Recorded data =
▼▼▼

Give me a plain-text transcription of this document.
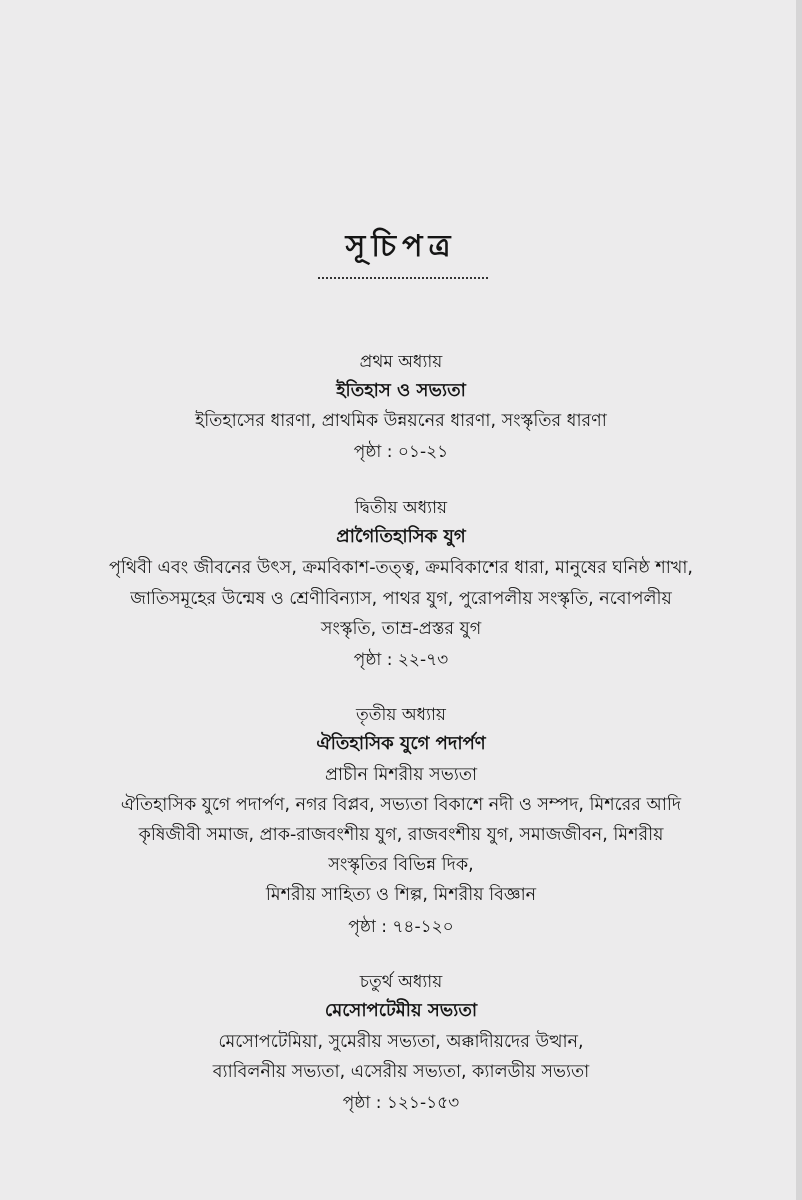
সূচিপত্র
প্রথম অধ্যায়
ইতিহাস ও সভ্যতা
ইতিহাসের ধারণা, প্রাথমিক উন্নয়নের ধারণা, সংস্কৃতির ধারণা
পৃষ্ঠা : ০১-২১
দ্বিতীয় অধ্যায়
প্রাগৈতিহাসিক যুগ
পৃথিবী এবং জীবনের উৎস, ক্রমবিকাশ-তত্ত্ব, ক্রমবিকাশের ধারা, মানুষের ঘনিষ্ঠ শাখা,
জাতিসমূহের উন্মেষ ও শ্রেণীবিন্যাস, পাথর যুগ, পুরোপলীয় সংস্কৃতি, নবোপলীয়
সংস্কৃতি, তাম্র-প্রস্তর যুগ
পৃষ্ঠা : ২২-৭৩
তৃতীয় অধ্যায়
ঐতিহাসিক যুগে পদার্পণ
প্রাচীন মিশরীয় সভ্যতা
ঐতিহাসিক যুগে পদার্পণ, নগর বিপ্লব, সভ্যতা বিকাশে নদী ও সম্পদ, মিশরের আদি
কৃষিজীবী সমাজ, প্রাক-রাজবংশীয় যুগ, রাজবংশীয় যুগ, সমাজজীবন, মিশরীয়
সংস্কৃতির বিভিন্ন দিক,
মিশরীয় সাহিত্য ও শিল্প, মিশরীয় বিজ্ঞান
পৃষ্ঠা : ৭৪-১২০
চতুর্থ অধ্যায়
মেসোপটেমীয় সভ্যতা
মেসোপটেমিয়া, সুমেরীয় সভ্যতা, অক্কাদীয়দের উত্থান,
ব্যাবিলনীয় সভ্যতা, এসেরীয় সভ্যতা, ক্যালডীয় সভ্যতা
পৃষ্ঠা : ১২১-১৫৩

▲▲▲

Exercise =
Print out the material word for word, omitting the pictures.

Expected output =
Give me a plain-text transcription of this document.
সূচিপত্র
প্রথম অধ্যায়
ইতিহাস ও সভ্যতা
ইতিহাসের ধারণা, প্রাথমিক উন্নয়নের ধারণা, সংস্কৃতির ধারণা
পৃষ্ঠা : ০১-২১
দ্বিতীয় অধ্যায়
প্রাগৈতিহাসিক যুগ
পৃথিবী এবং জীবনের উৎস, ক্রমবিকাশ-তত্ত্ব, ক্রমবিকাশের ধারা, মানুষের ঘনিষ্ঠ শাখা,
জাতিসমূহের উন্মেষ ও শ্রেণীবিন্যাস, পাথর যুগ, পুরোপলীয় সংস্কৃতি, নবোপলীয়
সংস্কৃতি, তাম্র-প্রস্তর যুগ
পৃষ্ঠা : ২২-৭৩
তৃতীয় অধ্যায়
ঐতিহাসিক যুগে পদার্পণ
প্রাচীন মিশরীয় সভ্যতা
ঐতিহাসিক যুগে পদার্পণ, নগর বিপ্লব, সভ্যতা বিকাশে নদী ও সম্পদ, মিশরের আদি
কৃষিজীবী সমাজ, প্রাক-রাজবংশীয় যুগ, রাজবংশীয় যুগ, সমাজজীবন, মিশরীয়
সংস্কৃতির বিভিন্ন দিক,
মিশরীয় সাহিত্য ও শিল্প, মিশরীয় বিজ্ঞান
পৃষ্ঠা : ৭৪-১২০
চতুর্থ অধ্যায়
মেসোপটেমীয় সভ্যতা
মেসোপটেমিয়া, সুমেরীয় সভ্যতা, অক্কাদীয়দের উত্থান,
ব্যাবিলনীয় সভ্যতা, এসেরীয় সভ্যতা, ক্যালডীয় সভ্যতা
পৃষ্ঠা : ১২১-১৫৩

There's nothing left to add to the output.